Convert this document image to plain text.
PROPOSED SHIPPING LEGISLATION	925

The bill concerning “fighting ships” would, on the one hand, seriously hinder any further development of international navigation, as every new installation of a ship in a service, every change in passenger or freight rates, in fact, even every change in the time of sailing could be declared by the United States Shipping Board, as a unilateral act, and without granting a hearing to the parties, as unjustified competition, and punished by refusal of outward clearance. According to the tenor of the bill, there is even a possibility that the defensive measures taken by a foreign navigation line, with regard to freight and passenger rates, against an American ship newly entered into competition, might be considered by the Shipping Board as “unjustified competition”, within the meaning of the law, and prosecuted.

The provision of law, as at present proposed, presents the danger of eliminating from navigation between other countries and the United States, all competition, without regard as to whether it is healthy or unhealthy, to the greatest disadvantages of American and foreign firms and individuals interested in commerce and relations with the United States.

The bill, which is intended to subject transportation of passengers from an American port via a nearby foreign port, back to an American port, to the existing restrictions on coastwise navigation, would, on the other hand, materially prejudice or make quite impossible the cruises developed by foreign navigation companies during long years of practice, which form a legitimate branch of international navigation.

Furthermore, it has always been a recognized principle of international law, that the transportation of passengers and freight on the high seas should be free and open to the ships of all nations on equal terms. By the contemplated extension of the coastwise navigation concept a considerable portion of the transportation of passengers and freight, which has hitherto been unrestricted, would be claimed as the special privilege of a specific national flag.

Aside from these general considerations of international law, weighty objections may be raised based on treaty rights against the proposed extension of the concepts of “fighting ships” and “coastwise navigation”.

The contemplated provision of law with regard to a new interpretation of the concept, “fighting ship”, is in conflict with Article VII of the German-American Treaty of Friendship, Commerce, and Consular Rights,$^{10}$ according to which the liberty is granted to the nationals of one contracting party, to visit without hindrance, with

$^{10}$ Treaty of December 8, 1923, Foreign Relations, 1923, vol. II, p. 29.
□ □ □ □
### REQUEST:
Set all of the records down again, exactly as they stand.

### REPLY:
Convert this document image to plain text.
PROPOSED SHIPPING LEGISLATION	925

The bill concerning “fighting ships” would, on the one hand, seriously hinder any further development of international navigation, as every new installation of a ship in a service, every change in passenger or freight rates, in fact, even every change in the time of sailing could be declared by the United States Shipping Board, as a unilateral act, and without granting a hearing to the parties, as unjustified competition, and punished by refusal of outward clearance. According to the tenor of the bill, there is even a possibility that the defensive measures taken by a foreign navigation line, with regard to freight and passenger rates, against an American ship newly entered into competition, might be considered by the Shipping Board as “unjustified competition”, within the meaning of the law, and prosecuted.

The provision of law, as at present proposed, presents the danger of eliminating from navigation between other countries and the United States, all competition, without regard as to whether it is healthy or unhealthy, to the greatest disadvantages of American and foreign firms and individuals interested in commerce and relations with the United States.

The bill, which is intended to subject transportation of passengers from an American port via a nearby foreign port, back to an American port, to the existing restrictions on coastwise navigation, would, on the other hand, materially prejudice or make quite impossible the cruises developed by foreign navigation companies during long years of practice, which form a legitimate branch of international navigation.

Furthermore, it has always been a recognized principle of international law, that the transportation of passengers and freight on the high seas should be free and open to the ships of all nations on equal terms. By the contemplated extension of the coastwise navigation concept a considerable portion of the transportation of passengers and freight, which has hitherto been unrestricted, would be claimed as the special privilege of a specific national flag.

Aside from these general considerations of international law, weighty objections may be raised based on treaty rights against the proposed extension of the concepts of “fighting ships” and “coastwise navigation”.

The contemplated provision of law with regard to a new interpretation of the concept, “fighting ship”, is in conflict with Article VII of the German-American Treaty of Friendship, Commerce, and Consular Rights,$^{10}$ according to which the liberty is granted to the nationals of one contracting party, to visit without hindrance, with

$^{10}$ Treaty of December 8, 1923, Foreign Relations, 1923, vol. II, p. 29.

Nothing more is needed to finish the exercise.